• **Directions for this task**:
Return all the entries exactly, keeping pictures out.

## START

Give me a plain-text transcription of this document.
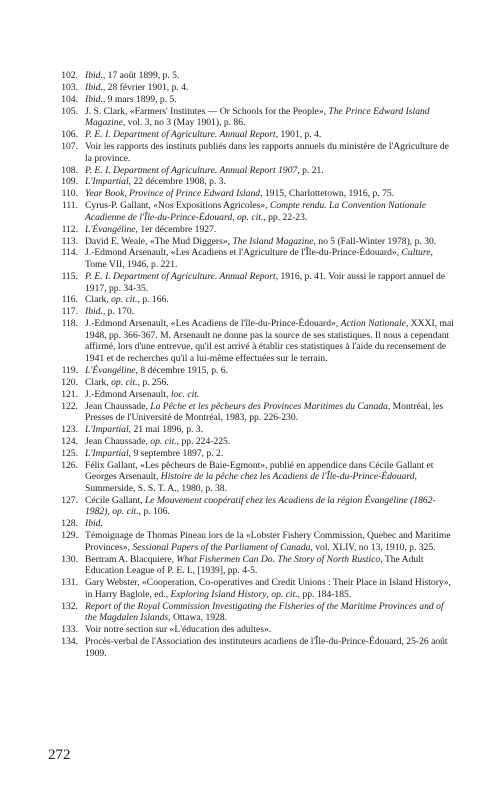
102. Ibid., 17 août 1899, p. 5.
103. Ibid., 28 février 1901, p. 4.
104. Ibid., 9 mars 1899, p. 5.
105. J. S. Clark, «Farmers' Institutes — Or Schools for the People», The Prince Edward Island Magazine, vol. 3, no 3 (May 1901), p. 86.
106. P. E. I. Department of Agriculture. Annual Report, 1901, p. 4.
107. Voir les rapports des instituts publiés dans les rapports annuels du ministère de l'Agriculture de la province.
108. P. E. I. Department of Agriculture. Annual Report 1907, p. 21.
109. L'Impartial, 22 décembre 1908, p. 3.
110. Year Book, Province of Prince Edward Island, 1915, Charlottetown, 1916, p. 75.
111. Cyrus-P. Gallant, «Nos Expositions Agricoles», Compte rendu. La Convention Nationale Acadienne de l'Île-du-Prince-Édouard, op. cit., pp. 22-23.
112. L'Évangéline, 1er décembre 1927.
113. David E. Weale, «The Mud Diggers», The Island Magazine, no 5 (Fall-Winter 1978), p. 30.
114. J.-Edmond Arsenault, «Les Acadiens et l'Agriculture de l'Île-du-Prince-Édouard», Culture, Tome VII, 1946, p. 221.
115. P. E. I. Department of Agriculture. Annual Report, 1916, p. 41. Voir aussi le rapport annuel de 1917, pp. 34-35.
116. Clark, op. cit., p. 166.
117. Ibid., p. 170.
118. J.-Edmond Arsenault, «Les Acadiens de l'île-du-Prince-Édouard», Action Nationale, XXXI, mai 1948, pp. 366-367. M. Arsenault ne donne pas la source de ses statistiques. Il nous a cependant affirmé, lors d'une entrevue, qu'il est arrivé à établir ces statistiques à l'aide du recensement de 1941 et de recherches qu'il a lui-même effectuées sur le terrain.
119. L'Évangéline, 8 décembre 1915, p. 6.
120. Clark, op. cit., p. 256.
121. J.-Edmond Arsenault, loc. cit.
122. Jean Chaussade, La Pêche et les pêcheurs des Provinces Maritimes du Canada, Montréal, les Presses de l'Université de Montréal, 1983, pp. 226-230.
123. L'Impartial, 21 mai 1896, p. 3.
124. Jean Chaussade, op. cit., pp. 224-225.
125. L'Impartial, 9 septembre 1897, p. 2.
126. Félix Gallant, «Les pêcheurs de Baie-Egmont», publié en appendice dans Cécile Gallant et Georges Arsenault, Histoire de la pêche chez les Acadiens de l'Île-du-Prince-Édouard, Summerside, S. S. T. A., 1980, p. 38.
127. Cécile Gallant, Le Mouvement coopératif chez les Acadiens de la région Évangéline (1862-1982), op. cit., p. 106.
128. Ibid.
129. Témoignage de Thomas Pineau lors de la «Lobster Fishery Commission, Quebec and Maritime Provinces», Sessional Papers of the Parliament of Canada, vol. XLIV, no 13, 1910, p. 325.
130. Bertram A. Blacquiere, What Fishermen Can Do. The Story of North Rustico, The Adult Education League of P. E. I., [1939], pp. 4-5.
131. Gary Webster, «Cooperation, Co-operatives and Credit Unions : Their Place in Island History», in Harry Baglole, ed., Exploring Island History, op. cit., pp. 184-185.
132. Report of the Royal Commission Investigating the Fisheries of the Maritime Provinces and of the Magdalen Islands, Ottawa, 1928.
133. Voir notre section sur «L'éducation des adultes».
134. Procès-verbal de l'Association des instituteurs acadiens de l'Île-du-Prince-Édouard, 25-26 août 1909.
272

## END

• **Answer for this exercise**:
Give me a plain-text transcription of this document.
102. Ibid., 17 août 1899, p. 5.
103. Ibid., 28 février 1901, p. 4.
104. Ibid., 9 mars 1899, p. 5.
105. J. S. Clark, «Farmers' Institutes — Or Schools for the People», The Prince Edward Island Magazine, vol. 3, no 3 (May 1901), p. 86.
106. P. E. I. Department of Agriculture. Annual Report, 1901, p. 4.
107. Voir les rapports des instituts publiés dans les rapports annuels du ministère de l'Agriculture de la province.
108. P. E. I. Department of Agriculture. Annual Report 1907, p. 21.
109. L'Impartial, 22 décembre 1908, p. 3.
110. Year Book, Province of Prince Edward Island, 1915, Charlottetown, 1916, p. 75.
111. Cyrus-P. Gallant, «Nos Expositions Agricoles», Compte rendu. La Convention Nationale Acadienne de l'Île-du-Prince-Édouard, op. cit., pp. 22-23.
112. L'Évangéline, 1er décembre 1927.
113. David E. Weale, «The Mud Diggers», The Island Magazine, no 5 (Fall-Winter 1978), p. 30.
114. J.-Edmond Arsenault, «Les Acadiens et l'Agriculture de l'Île-du-Prince-Édouard», Culture, Tome VII, 1946, p. 221.
115. P. E. I. Department of Agriculture. Annual Report, 1916, p. 41. Voir aussi le rapport annuel de 1917, pp. 34-35.
116. Clark, op. cit., p. 166.
117. Ibid., p. 170.
118. J.-Edmond Arsenault, «Les Acadiens de l'île-du-Prince-Édouard», Action Nationale, XXXI, mai 1948, pp. 366-367. M. Arsenault ne donne pas la source de ses statistiques. Il nous a cependant affirmé, lors d'une entrevue, qu'il est arrivé à établir ces statistiques à l'aide du recensement de 1941 et de recherches qu'il a lui-même effectuées sur le terrain.
119. L'Évangéline, 8 décembre 1915, p. 6.
120. Clark, op. cit., p. 256.
121. J.-Edmond Arsenault, loc. cit.
122. Jean Chaussade, La Pêche et les pêcheurs des Provinces Maritimes du Canada, Montréal, les Presses de l'Université de Montréal, 1983, pp. 226-230.
123. L'Impartial, 21 mai 1896, p. 3.
124. Jean Chaussade, op. cit., pp. 224-225.
125. L'Impartial, 9 septembre 1897, p. 2.
126. Félix Gallant, «Les pêcheurs de Baie-Egmont», publié en appendice dans Cécile Gallant et Georges Arsenault, Histoire de la pêche chez les Acadiens de l'Île-du-Prince-Édouard, Summerside, S. S. T. A., 1980, p. 38.
127. Cécile Gallant, Le Mouvement coopératif chez les Acadiens de la région Évangéline (1862-1982), op. cit., p. 106.
128. Ibid.
129. Témoignage de Thomas Pineau lors de la «Lobster Fishery Commission, Quebec and Maritime Provinces», Sessional Papers of the Parliament of Canada, vol. XLIV, no 13, 1910, p. 325.
130. Bertram A. Blacquiere, What Fishermen Can Do. The Story of North Rustico, The Adult Education League of P. E. I., [1939], pp. 4-5.
131. Gary Webster, «Cooperation, Co-operatives and Credit Unions : Their Place in Island History», in Harry Baglole, ed., Exploring Island History, op. cit., pp. 184-185.
132. Report of the Royal Commission Investigating the Fisheries of the Maritime Provinces and of the Magdalen Islands, Ottawa, 1928.
133. Voir notre section sur «L'éducation des adultes».
134. Procès-verbal de l'Association des instituteurs acadiens de l'Île-du-Prince-Édouard, 25-26 août 1909.
272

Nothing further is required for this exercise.